-- start of ENTRIES SHOWN --
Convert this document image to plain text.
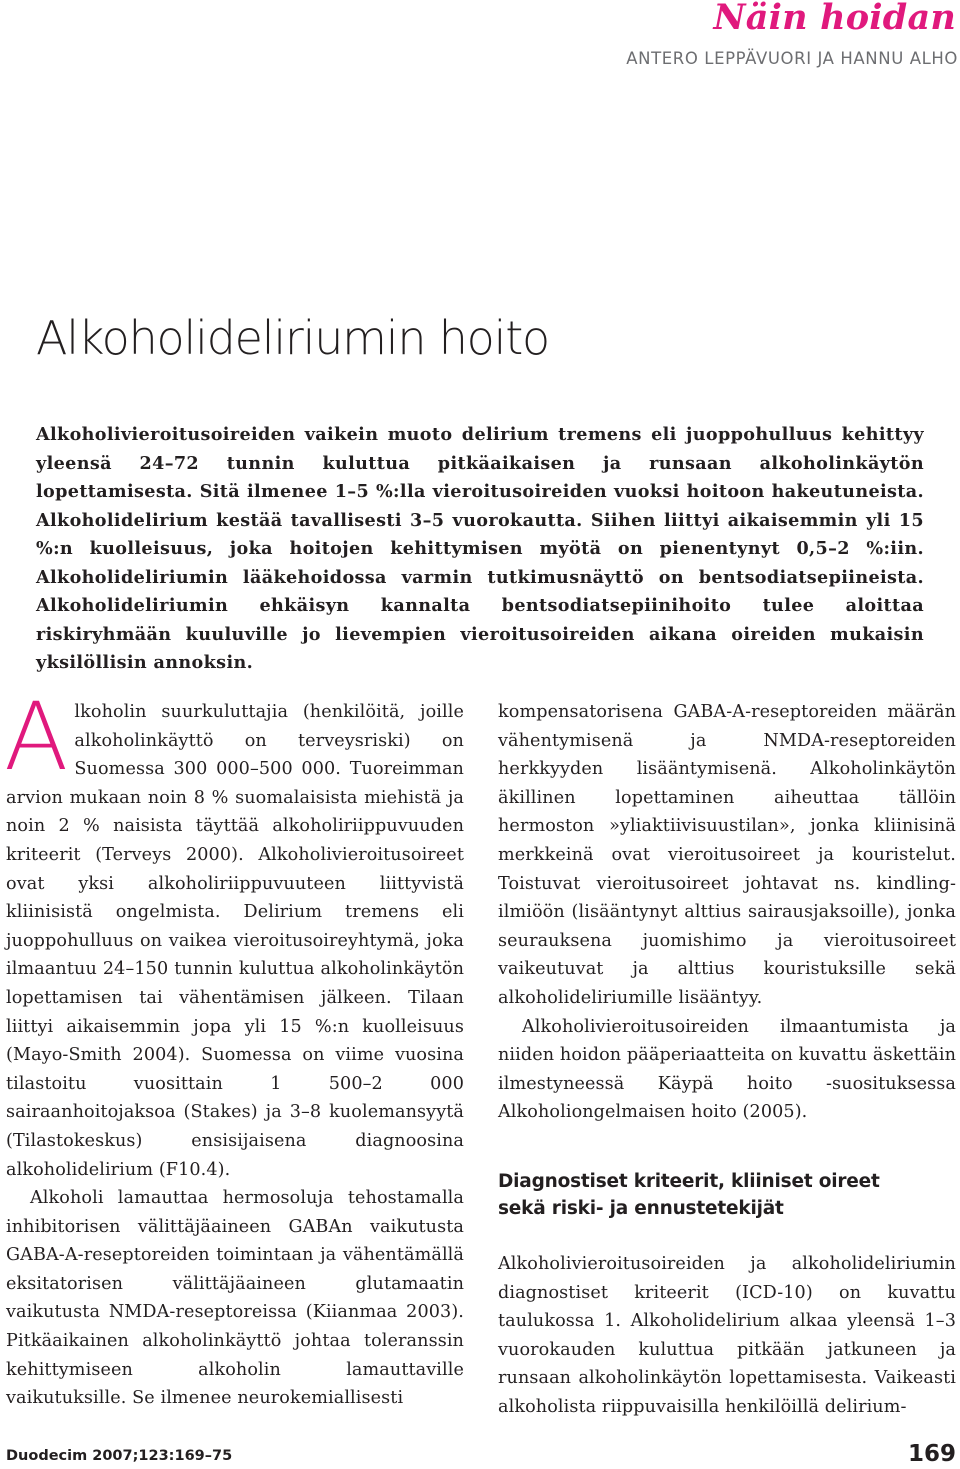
Näin hoidan
ANTERO LEPPÄVUORI JA HANNU ALHO
Alkoholideliriumin hoito

Alkoholivieroitusoireiden vaikein muoto delirium tremens eli juoppohulluus kehittyy yleensä 24–72 tunnin kuluttua pitkäaikaisen ja runsaan alkoholinkäytön lopettamisesta. Sitä ilmenee 1–5 %:lla vieroitusoireiden vuoksi hoitoon hakeutuneista. Alkoholidelirium kestää tavallisesti 3–5 vuorokautta. Siihen liittyi aikaisemmin yli 15 %:n kuolleisuus, joka hoitojen kehittymisen myötä on pienentynyt 0,5–2 %:iin. Alkoholideliriumin lääkehoidossa varmin tutkimusnäyttö on bentsodiatsepiineista. Alkoholideliriumin ehkäisyn kannalta bentsodiatsepiinihoito tulee aloittaa riskiryhmään kuuluville jo lievempien vieroitusoireiden aikana oireiden mukaisin yksilöllisin annoksin.

Alkoholin suurkuluttajia (henkilöitä, joille alkoholinkäyttö on terveysriski) on Suomessa 300 000–500 000. Tuoreimman arvion mukaan noin 8 % suomalaisista miehistä ja noin 2 % naisista täyttää alkoholiriippuvuuden kriteerit (Terveys 2000). Alkoholivieroitusoireet ovat yksi alkoholiriippuvuuteen liittyvistä kliinisistä ongelmista. Delirium tremens eli juoppohulluus on vaikea vieroitusoireyhtymä, joka ilmaantuu 24–150 tunnin kuluttua alkoholinkäytön lopettamisen tai vähentämisen jälkeen. Tilaan liittyi aikaisemmin jopa yli 15 %:n kuolleisuus (Mayo-Smith 2004). Suomessa on viime vuosina tilastoitu vuosittain 1 500–2 000 sairaanhoitojaksoa (Stakes) ja 3–8 kuolemansyytä (Tilastokeskus) ensisijaisena diagnoosina alkoholidelirium (F10.4).

Alkoholi lamauttaa hermosoluja tehostamalla inhibitorisen välittäjäaineen GABAn vaikutusta GABA-A-reseptoreiden toimintaan ja vähentämällä eksitatorisen välittäjäaineen glutamaatin vaikutusta NMDA-reseptoreissa (Kiianmaa 2003). Pitkäaikainen alkoholinkäyttö johtaa toleranssin kehittymiseen alkoholin lamauttaville vaikutuksille. Se ilmenee neurokemiallisesti

kompensatorisena GABA-A-reseptoreiden määrän vähentymisenä ja NMDA-reseptoreiden herkkyyden lisääntymisenä. Alkoholinkäytön äkillinen lopettaminen aiheuttaa tällöin hermoston »yliaktiivisuustilan», jonka kliinisinä merkkeinä ovat vieroitusoireet ja kouristelut. Toistuvat vieroitusoireet johtavat ns. kindling-ilmiöön (lisääntynyt alttius sairausjaksoille), jonka seurauksena juomishimo ja vieroitusoireet vaikeutuvat ja alttius kouristuksille sekä alkoholideliriumille lisääntyy.

Alkoholivieroitusoireiden ilmaantumista ja niiden hoidon pääperiaatteita on kuvattu äskettäin ilmestyneessä Käypä hoito -suosituksessa Alkoholiongelmaisen hoito (2005).

Diagnostiset kriteerit, kliiniset oireet
sekä riski- ja ennustetekijät

Alkoholivieroitusoireiden ja alkoholideliriumin diagnostiset kriteerit (ICD-10) on kuvattu taulukossa 1. Alkoholidelirium alkaa yleensä 1–3 vuorokauden kuluttua pitkään jatkuneen ja runsaan alkoholinkäytön lopettamisesta. Vaikeasti alkoholista riippuvaisilla henkilöillä delirium-

Duodecim 2007;123:169–75	169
-- end of ENTRIES SHOWN --
* _EXERCISE DESCRIPTION_: Where a line in the material contains "yleensä", copy that line.

* _EXERCISE ANSWER_:
Alkoholivieroitusoireiden vaikein muoto delirium tremens eli juoppohulluus kehittyy yleensä 24–72 tunnin kuluttua pitkäaikaisen ja runsaan alkoholinkäytön lopettamisesta. Sitä ilmenee 1–5 %:lla vieroitusoireiden vuoksi hoitoon hakeutuneista. Alkoholidelirium kestää tavallisesti 3–5 vuorokautta. Siihen liittyi aikaisemmin yli 15 %:n kuolleisuus, joka hoitojen kehittymisen myötä on pienentynyt 0,5–2 %:iin. Alkoholideliriumin lääkehoidossa varmin tutkimusnäyttö on bentsodiatsepiineista. Alkoholideliriumin ehkäisyn kannalta bentsodiatsepiinihoito tulee aloittaa riskiryhmään kuuluville jo lievempien vieroitusoireiden aikana oireiden mukaisin yksilöllisin annoksin.
Alkoholivieroitusoireiden ja alkoholideliriumin diagnostiset kriteerit (ICD-10) on kuvattu taulukossa 1. Alkoholidelirium alkaa yleensä 1–3 vuorokauden kuluttua pitkään jatkuneen ja runsaan alkoholinkäytön lopettamisesta. Vaikeasti alkoholista riippuvaisilla henkilöillä delirium-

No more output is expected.